Written request →
Please copy every row below word for word, changing nothing.

(Dataset excerpt)
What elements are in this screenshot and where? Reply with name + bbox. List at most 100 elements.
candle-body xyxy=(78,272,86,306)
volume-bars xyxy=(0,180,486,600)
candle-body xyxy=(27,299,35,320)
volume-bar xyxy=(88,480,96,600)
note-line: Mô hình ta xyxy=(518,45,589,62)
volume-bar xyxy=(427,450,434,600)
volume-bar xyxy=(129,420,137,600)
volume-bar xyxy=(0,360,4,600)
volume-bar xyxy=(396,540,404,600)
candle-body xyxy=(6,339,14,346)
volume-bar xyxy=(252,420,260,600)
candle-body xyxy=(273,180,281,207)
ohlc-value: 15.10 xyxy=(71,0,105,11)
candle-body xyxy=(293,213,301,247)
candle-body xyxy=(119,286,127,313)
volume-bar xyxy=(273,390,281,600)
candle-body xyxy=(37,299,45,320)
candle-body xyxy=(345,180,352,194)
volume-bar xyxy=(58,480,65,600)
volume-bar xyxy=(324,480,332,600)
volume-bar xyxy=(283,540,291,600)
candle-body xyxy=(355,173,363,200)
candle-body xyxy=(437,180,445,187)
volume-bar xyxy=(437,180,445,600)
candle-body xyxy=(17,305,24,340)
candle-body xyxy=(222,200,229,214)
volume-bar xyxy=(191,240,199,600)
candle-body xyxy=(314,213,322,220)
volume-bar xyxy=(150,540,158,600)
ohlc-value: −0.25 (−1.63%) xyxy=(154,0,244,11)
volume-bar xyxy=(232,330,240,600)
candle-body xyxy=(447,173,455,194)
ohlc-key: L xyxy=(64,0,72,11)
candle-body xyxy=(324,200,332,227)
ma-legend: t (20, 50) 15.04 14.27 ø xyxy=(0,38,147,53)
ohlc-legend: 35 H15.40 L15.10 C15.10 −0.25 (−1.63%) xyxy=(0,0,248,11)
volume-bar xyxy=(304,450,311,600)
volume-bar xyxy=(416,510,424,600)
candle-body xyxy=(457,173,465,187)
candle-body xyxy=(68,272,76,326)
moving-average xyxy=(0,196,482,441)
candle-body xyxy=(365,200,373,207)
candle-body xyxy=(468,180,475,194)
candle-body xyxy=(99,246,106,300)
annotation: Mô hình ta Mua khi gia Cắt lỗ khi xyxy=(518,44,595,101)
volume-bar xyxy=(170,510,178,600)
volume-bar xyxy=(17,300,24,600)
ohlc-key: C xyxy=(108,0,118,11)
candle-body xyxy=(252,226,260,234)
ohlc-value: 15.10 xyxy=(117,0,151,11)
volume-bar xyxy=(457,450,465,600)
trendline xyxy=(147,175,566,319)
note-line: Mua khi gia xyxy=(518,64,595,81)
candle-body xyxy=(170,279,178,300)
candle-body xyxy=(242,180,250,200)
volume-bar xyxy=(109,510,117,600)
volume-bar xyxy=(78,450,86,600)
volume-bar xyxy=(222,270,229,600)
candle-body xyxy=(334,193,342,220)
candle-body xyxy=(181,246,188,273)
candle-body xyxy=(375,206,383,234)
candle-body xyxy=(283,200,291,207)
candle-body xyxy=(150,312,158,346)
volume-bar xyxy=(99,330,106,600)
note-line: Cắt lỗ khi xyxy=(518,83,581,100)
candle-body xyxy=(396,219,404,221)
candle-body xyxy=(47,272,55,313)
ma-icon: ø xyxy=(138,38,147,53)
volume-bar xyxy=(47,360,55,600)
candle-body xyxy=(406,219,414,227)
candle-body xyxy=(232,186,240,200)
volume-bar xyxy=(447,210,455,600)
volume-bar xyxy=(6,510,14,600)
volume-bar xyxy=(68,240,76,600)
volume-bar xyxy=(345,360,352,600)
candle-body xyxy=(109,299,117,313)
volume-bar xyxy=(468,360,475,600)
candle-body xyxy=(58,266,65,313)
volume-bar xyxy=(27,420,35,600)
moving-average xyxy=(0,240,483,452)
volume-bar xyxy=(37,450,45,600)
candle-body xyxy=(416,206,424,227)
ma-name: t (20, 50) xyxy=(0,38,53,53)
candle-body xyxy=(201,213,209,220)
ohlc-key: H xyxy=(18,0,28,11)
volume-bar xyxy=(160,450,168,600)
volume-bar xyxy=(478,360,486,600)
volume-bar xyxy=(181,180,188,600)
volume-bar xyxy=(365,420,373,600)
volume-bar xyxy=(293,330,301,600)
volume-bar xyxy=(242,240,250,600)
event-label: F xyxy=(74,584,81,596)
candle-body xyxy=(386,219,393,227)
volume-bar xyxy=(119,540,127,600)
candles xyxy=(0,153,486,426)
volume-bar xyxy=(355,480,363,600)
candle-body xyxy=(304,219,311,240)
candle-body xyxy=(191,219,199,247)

Solution to the problem →
What elements are in this screenshot and where? Reply with name + bbox. List at most 100 elements.
candle-body xyxy=(78,272,86,306)
volume-bars xyxy=(0,180,486,600)
candle-body xyxy=(27,299,35,320)
volume-bar xyxy=(88,480,96,600)
note-line: Mô hình ta xyxy=(518,45,589,62)
volume-bar xyxy=(427,450,434,600)
volume-bar xyxy=(129,420,137,600)
volume-bar xyxy=(0,360,4,600)
volume-bar xyxy=(396,540,404,600)
candle-body xyxy=(6,339,14,346)
volume-bar xyxy=(252,420,260,600)
candle-body xyxy=(273,180,281,207)
ohlc-value: 15.10 xyxy=(71,0,105,11)
candle-body xyxy=(293,213,301,247)
candle-body xyxy=(119,286,127,313)
volume-bar xyxy=(273,390,281,600)
candle-body xyxy=(37,299,45,320)
candle-body xyxy=(345,180,352,194)
volume-bar xyxy=(58,480,65,600)
volume-bar xyxy=(324,480,332,600)
volume-bar xyxy=(283,540,291,600)
candle-body xyxy=(355,173,363,200)
candle-body xyxy=(437,180,445,187)
volume-bar xyxy=(437,180,445,600)
candle-body xyxy=(17,305,24,340)
candle-body xyxy=(222,200,229,214)
volume-bar xyxy=(191,240,199,600)
candle-body xyxy=(314,213,322,220)
volume-bar xyxy=(150,540,158,600)
ohlc-value: −0.25 (−1.63%) xyxy=(154,0,244,11)
volume-bar xyxy=(232,330,240,600)
candle-body xyxy=(447,173,455,194)
ohlc-key: L xyxy=(64,0,72,11)
candle-body xyxy=(324,200,332,227)
ma-legend: t (20, 50) 15.04 14.27 ø xyxy=(0,38,147,53)
ohlc-legend: 35 H15.40 L15.10 C15.10 −0.25 (−1.63%) xyxy=(0,0,248,11)
volume-bar xyxy=(304,450,311,600)
volume-bar xyxy=(416,510,424,600)
candle-body xyxy=(457,173,465,187)
candle-body xyxy=(68,272,76,326)
moving-average xyxy=(0,196,482,441)
candle-body xyxy=(365,200,373,207)
candle-body xyxy=(468,180,475,194)
candle-body xyxy=(99,246,106,300)
annotation: Mô hình ta Mua khi gia Cắt lỗ khi xyxy=(518,44,595,101)
volume-bar xyxy=(170,510,178,600)
volume-bar xyxy=(17,300,24,600)
ohlc-key: C xyxy=(108,0,118,11)
candle-body xyxy=(252,226,260,234)
ohlc-value: 15.10 xyxy=(117,0,151,11)
volume-bar xyxy=(457,450,465,600)
trendline xyxy=(147,175,566,319)
note-line: Mua khi gia xyxy=(518,64,595,81)
candle-body xyxy=(170,279,178,300)
candle-body xyxy=(242,180,250,200)
volume-bar xyxy=(109,510,117,600)
volume-bar xyxy=(78,450,86,600)
volume-bar xyxy=(222,270,229,600)
candle-body xyxy=(334,193,342,220)
candle-body xyxy=(181,246,188,273)
candle-body xyxy=(375,206,383,234)
candle-body xyxy=(283,200,291,207)
candle-body xyxy=(150,312,158,346)
volume-bar xyxy=(99,330,106,600)
note-line: Cắt lỗ khi xyxy=(518,83,581,100)
candle-body xyxy=(396,219,404,221)
candle-body xyxy=(47,272,55,313)
ma-icon: ø xyxy=(138,38,147,53)
volume-bar xyxy=(47,360,55,600)
candle-body xyxy=(406,219,414,227)
candle-body xyxy=(232,186,240,200)
volume-bar xyxy=(447,210,455,600)
volume-bar xyxy=(6,510,14,600)
volume-bar xyxy=(68,240,76,600)
volume-bar xyxy=(345,360,352,600)
candle-body xyxy=(109,299,117,313)
volume-bar xyxy=(468,360,475,600)
candle-body xyxy=(58,266,65,313)
volume-bar xyxy=(27,420,35,600)
moving-average xyxy=(0,240,483,452)
volume-bar xyxy=(37,450,45,600)
candle-body xyxy=(416,206,424,227)
ma-name: t (20, 50) xyxy=(0,38,53,53)
candle-body xyxy=(201,213,209,220)
ohlc-key: H xyxy=(18,0,28,11)
volume-bar xyxy=(160,450,168,600)
volume-bar xyxy=(478,360,486,600)
volume-bar xyxy=(181,180,188,600)
volume-bar xyxy=(365,420,373,600)
volume-bar xyxy=(293,330,301,600)
volume-bar xyxy=(242,240,250,600)
event-label: F xyxy=(74,584,81,596)
candle-body xyxy=(386,219,393,227)
volume-bar xyxy=(119,540,127,600)
candles xyxy=(0,153,486,426)
volume-bar xyxy=(355,480,363,600)
candle-body xyxy=(304,219,311,240)
candle-body xyxy=(191,219,199,247)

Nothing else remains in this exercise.